##### DATASET RECORDS

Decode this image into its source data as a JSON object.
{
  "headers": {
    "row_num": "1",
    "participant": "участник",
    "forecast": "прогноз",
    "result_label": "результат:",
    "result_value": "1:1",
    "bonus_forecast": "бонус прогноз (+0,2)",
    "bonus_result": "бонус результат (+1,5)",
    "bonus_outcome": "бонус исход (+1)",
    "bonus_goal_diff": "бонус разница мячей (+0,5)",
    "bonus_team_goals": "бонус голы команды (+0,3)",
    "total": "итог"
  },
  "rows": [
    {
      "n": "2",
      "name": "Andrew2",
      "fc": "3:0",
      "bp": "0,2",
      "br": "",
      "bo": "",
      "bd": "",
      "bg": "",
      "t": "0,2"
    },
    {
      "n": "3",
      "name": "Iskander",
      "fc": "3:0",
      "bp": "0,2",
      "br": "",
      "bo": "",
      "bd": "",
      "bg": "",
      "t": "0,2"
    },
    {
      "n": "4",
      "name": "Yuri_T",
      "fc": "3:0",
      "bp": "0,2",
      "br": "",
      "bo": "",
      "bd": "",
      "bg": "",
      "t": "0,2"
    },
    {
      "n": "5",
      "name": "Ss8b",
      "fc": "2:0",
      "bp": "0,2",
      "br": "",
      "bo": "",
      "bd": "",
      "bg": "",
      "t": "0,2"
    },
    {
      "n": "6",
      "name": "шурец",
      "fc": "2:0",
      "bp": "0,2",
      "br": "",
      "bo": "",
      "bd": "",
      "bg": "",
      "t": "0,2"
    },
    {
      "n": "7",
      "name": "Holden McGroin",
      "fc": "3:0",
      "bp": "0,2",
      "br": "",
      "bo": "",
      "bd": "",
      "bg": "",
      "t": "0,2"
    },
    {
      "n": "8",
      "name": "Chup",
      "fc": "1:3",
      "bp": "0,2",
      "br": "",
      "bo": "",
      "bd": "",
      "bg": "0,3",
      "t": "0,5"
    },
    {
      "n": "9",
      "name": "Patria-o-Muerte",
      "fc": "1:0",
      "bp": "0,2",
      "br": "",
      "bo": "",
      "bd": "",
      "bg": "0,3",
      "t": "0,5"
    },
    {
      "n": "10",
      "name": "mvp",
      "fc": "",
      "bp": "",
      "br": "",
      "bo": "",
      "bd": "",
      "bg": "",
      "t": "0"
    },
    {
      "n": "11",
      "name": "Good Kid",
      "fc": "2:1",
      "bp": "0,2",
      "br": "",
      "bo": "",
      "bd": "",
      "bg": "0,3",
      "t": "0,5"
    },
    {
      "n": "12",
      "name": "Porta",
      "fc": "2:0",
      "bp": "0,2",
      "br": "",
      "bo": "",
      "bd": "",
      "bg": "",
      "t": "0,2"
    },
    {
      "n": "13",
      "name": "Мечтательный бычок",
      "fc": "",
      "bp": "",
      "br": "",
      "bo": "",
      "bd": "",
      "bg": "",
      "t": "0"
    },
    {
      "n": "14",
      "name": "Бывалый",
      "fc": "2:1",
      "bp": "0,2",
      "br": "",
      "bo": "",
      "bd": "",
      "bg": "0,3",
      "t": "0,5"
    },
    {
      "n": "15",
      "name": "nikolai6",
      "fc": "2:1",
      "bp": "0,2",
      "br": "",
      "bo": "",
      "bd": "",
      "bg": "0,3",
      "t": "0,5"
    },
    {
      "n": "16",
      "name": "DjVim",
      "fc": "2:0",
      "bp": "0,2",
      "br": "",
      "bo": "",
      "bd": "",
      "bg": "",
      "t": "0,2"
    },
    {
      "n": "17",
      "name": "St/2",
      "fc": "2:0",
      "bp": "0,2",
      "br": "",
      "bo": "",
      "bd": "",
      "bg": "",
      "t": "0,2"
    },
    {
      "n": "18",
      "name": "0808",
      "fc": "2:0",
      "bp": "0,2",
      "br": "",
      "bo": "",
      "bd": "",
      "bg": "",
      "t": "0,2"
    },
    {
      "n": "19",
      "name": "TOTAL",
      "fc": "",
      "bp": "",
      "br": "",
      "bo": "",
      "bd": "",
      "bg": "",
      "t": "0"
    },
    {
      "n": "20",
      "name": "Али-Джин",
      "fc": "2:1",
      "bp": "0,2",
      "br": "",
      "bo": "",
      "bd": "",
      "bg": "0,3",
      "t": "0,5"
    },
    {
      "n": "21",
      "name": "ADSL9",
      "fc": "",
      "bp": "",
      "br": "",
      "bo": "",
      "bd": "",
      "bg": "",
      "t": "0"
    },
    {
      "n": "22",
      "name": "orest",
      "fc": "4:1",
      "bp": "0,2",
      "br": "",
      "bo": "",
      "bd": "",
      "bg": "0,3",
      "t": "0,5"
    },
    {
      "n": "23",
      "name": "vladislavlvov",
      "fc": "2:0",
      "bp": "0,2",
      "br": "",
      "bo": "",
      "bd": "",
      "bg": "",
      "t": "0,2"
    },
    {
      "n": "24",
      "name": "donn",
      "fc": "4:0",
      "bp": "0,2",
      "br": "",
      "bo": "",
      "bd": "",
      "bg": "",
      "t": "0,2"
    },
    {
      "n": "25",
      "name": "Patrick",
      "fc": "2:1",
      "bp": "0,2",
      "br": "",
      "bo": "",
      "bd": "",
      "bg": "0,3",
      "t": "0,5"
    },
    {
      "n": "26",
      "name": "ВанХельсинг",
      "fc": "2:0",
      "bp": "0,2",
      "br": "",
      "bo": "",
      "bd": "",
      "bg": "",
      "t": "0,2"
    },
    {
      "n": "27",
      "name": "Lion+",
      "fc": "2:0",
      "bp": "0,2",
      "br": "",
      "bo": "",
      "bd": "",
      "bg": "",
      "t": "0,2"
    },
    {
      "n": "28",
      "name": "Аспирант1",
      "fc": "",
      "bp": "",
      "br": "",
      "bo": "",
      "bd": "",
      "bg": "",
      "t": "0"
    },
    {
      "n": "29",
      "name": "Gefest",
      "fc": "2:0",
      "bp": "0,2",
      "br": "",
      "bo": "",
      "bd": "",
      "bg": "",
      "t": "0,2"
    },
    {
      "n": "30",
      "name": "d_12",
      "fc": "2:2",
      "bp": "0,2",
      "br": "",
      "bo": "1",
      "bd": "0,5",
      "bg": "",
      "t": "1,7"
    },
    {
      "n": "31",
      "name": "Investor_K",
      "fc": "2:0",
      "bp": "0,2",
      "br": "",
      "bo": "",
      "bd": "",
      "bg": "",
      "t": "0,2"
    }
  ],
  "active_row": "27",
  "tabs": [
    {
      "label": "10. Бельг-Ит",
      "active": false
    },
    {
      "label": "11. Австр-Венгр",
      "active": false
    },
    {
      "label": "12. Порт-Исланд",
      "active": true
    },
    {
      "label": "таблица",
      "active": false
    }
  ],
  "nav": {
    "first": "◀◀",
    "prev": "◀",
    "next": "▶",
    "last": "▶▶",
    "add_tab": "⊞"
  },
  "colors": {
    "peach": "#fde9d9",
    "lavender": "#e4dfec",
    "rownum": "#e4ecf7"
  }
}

##########

**WHAT THIS TASK INVOLVES**
Repeat the data precisely, line by line.

**THE RESPONSE**
Decode this image into its source data as a JSON object.
{
  "headers": {
    "row_num": "1",
    "participant": "участник",
    "forecast": "прогноз",
    "result_label": "результат:",
    "result_value": "1:1",
    "bonus_forecast": "бонус прогноз (+0,2)",
    "bonus_result": "бонус результат (+1,5)",
    "bonus_outcome": "бонус исход (+1)",
    "bonus_goal_diff": "бонус разница мячей (+0,5)",
    "bonus_team_goals": "бонус голы команды (+0,3)",
    "total": "итог"
  },
  "rows": [
    {
      "n": "2",
      "name": "Andrew2",
      "fc": "3:0",
      "bp": "0,2",
      "br": "",
      "bo": "",
      "bd": "",
      "bg": "",
      "t": "0,2"
    },
    {
      "n": "3",
      "name": "Iskander",
      "fc": "3:0",
      "bp": "0,2",
      "br": "",
      "bo": "",
      "bd": "",
      "bg": "",
      "t": "0,2"
    },
    {
      "n": "4",
      "name": "Yuri_T",
      "fc": "3:0",
      "bp": "0,2",
      "br": "",
      "bo": "",
      "bd": "",
      "bg": "",
      "t": "0,2"
    },
    {
      "n": "5",
      "name": "Ss8b",
      "fc": "2:0",
      "bp": "0,2",
      "br": "",
      "bo": "",
      "bd": "",
      "bg": "",
      "t": "0,2"
    },
    {
      "n": "6",
      "name": "шурец",
      "fc": "2:0",
      "bp": "0,2",
      "br": "",
      "bo": "",
      "bd": "",
      "bg": "",
      "t": "0,2"
    },
    {
      "n": "7",
      "name": "Holden McGroin",
      "fc": "3:0",
      "bp": "0,2",
      "br": "",
      "bo": "",
      "bd": "",
      "bg": "",
      "t": "0,2"
    },
    {
      "n": "8",
      "name": "Chup",
      "fc": "1:3",
      "bp": "0,2",
      "br": "",
      "bo": "",
      "bd": "",
      "bg": "0,3",
      "t": "0,5"
    },
    {
      "n": "9",
      "name": "Patria-o-Muerte",
      "fc": "1:0",
      "bp": "0,2",
      "br": "",
      "bo": "",
      "bd": "",
      "bg": "0,3",
      "t": "0,5"
    },
    {
      "n": "10",
      "name": "mvp",
      "fc": "",
      "bp": "",
      "br": "",
      "bo": "",
      "bd": "",
      "bg": "",
      "t": "0"
    },
    {
      "n": "11",
      "name": "Good Kid",
      "fc": "2:1",
      "bp": "0,2",
      "br": "",
      "bo": "",
      "bd": "",
      "bg": "0,3",
      "t": "0,5"
    },
    {
      "n": "12",
      "name": "Porta",
      "fc": "2:0",
      "bp": "0,2",
      "br": "",
      "bo": "",
      "bd": "",
      "bg": "",
      "t": "0,2"
    },
    {
      "n": "13",
      "name": "Мечтательный бычок",
      "fc": "",
      "bp": "",
      "br": "",
      "bo": "",
      "bd": "",
      "bg": "",
      "t": "0"
    },
    {
      "n": "14",
      "name": "Бывалый",
      "fc": "2:1",
      "bp": "0,2",
      "br": "",
      "bo": "",
      "bd": "",
      "bg": "0,3",
      "t": "0,5"
    },
    {
      "n": "15",
      "name": "nikolai6",
      "fc": "2:1",
      "bp": "0,2",
      "br": "",
      "bo": "",
      "bd": "",
      "bg": "0,3",
      "t": "0,5"
    },
    {
      "n": "16",
      "name": "DjVim",
      "fc": "2:0",
      "bp": "0,2",
      "br": "",
      "bo": "",
      "bd": "",
      "bg": "",
      "t": "0,2"
    },
    {
      "n": "17",
      "name": "St/2",
      "fc": "2:0",
      "bp": "0,2",
      "br": "",
      "bo": "",
      "bd": "",
      "bg": "",
      "t": "0,2"
    },
    {
      "n": "18",
      "name": "0808",
      "fc": "2:0",
      "bp": "0,2",
      "br": "",
      "bo": "",
      "bd": "",
      "bg": "",
      "t": "0,2"
    },
    {
      "n": "19",
      "name": "TOTAL",
      "fc": "",
      "bp": "",
      "br": "",
      "bo": "",
      "bd": "",
      "bg": "",
      "t": "0"
    },
    {
      "n": "20",
      "name": "Али-Джин",
      "fc": "2:1",
      "bp": "0,2",
      "br": "",
      "bo": "",
      "bd": "",
      "bg": "0,3",
      "t": "0,5"
    },
    {
      "n": "21",
      "name": "ADSL9",
      "fc": "",
      "bp": "",
      "br": "",
      "bo": "",
      "bd": "",
      "bg": "",
      "t": "0"
    },
    {
      "n": "22",
      "name": "orest",
      "fc": "4:1",
      "bp": "0,2",
      "br": "",
      "bo": "",
      "bd": "",
      "bg": "0,3",
      "t": "0,5"
    },
    {
      "n": "23",
      "name": "vladislavlvov",
      "fc": "2:0",
      "bp": "0,2",
      "br": "",
      "bo": "",
      "bd": "",
      "bg": "",
      "t": "0,2"
    },
    {
      "n": "24",
      "name": "donn",
      "fc": "4:0",
      "bp": "0,2",
      "br": "",
      "bo": "",
      "bd": "",
      "bg": "",
      "t": "0,2"
    },
    {
      "n": "25",
      "name": "Patrick",
      "fc": "2:1",
      "bp": "0,2",
      "br": "",
      "bo": "",
      "bd": "",
      "bg": "0,3",
      "t": "0,5"
    },
    {
      "n": "26",
      "name": "ВанХельсинг",
      "fc": "2:0",
      "bp": "0,2",
      "br": "",
      "bo": "",
      "bd": "",
      "bg": "",
      "t": "0,2"
    },
    {
      "n": "27",
      "name": "Lion+",
      "fc": "2:0",
      "bp": "0,2",
      "br": "",
      "bo": "",
      "bd": "",
      "bg": "",
      "t": "0,2"
    },
    {
      "n": "28",
      "name": "Аспирант1",
      "fc": "",
      "bp": "",
      "br": "",
      "bo": "",
      "bd": "",
      "bg": "",
      "t": "0"
    },
    {
      "n": "29",
      "name": "Gefest",
      "fc": "2:0",
      "bp": "0,2",
      "br": "",
      "bo": "",
      "bd": "",
      "bg": "",
      "t": "0,2"
    },
    {
      "n": "30",
      "name": "d_12",
      "fc": "2:2",
      "bp": "0,2",
      "br": "",
      "bo": "1",
      "bd": "0,5",
      "bg": "",
      "t": "1,7"
    },
    {
      "n": "31",
      "name": "Investor_K",
      "fc": "2:0",
      "bp": "0,2",
      "br": "",
      "bo": "",
      "bd": "",
      "bg": "",
      "t": "0,2"
    }
  ],
  "active_row": "27",
  "tabs": [
    {
      "label": "10. Бельг-Ит",
      "active": false
    },
    {
      "label": "11. Австр-Венгр",
      "active": false
    },
    {
      "label": "12. Порт-Исланд",
      "active": true
    },
    {
      "label": "таблица",
      "active": false
    }
  ],
  "nav": {
    "first": "◀◀",
    "prev": "◀",
    "next": "▶",
    "last": "▶▶",
    "add_tab": "⊞"
  },
  "colors": {
    "peach": "#fde9d9",
    "lavender": "#e4dfec",
    "rownum": "#e4ecf7"
  }
}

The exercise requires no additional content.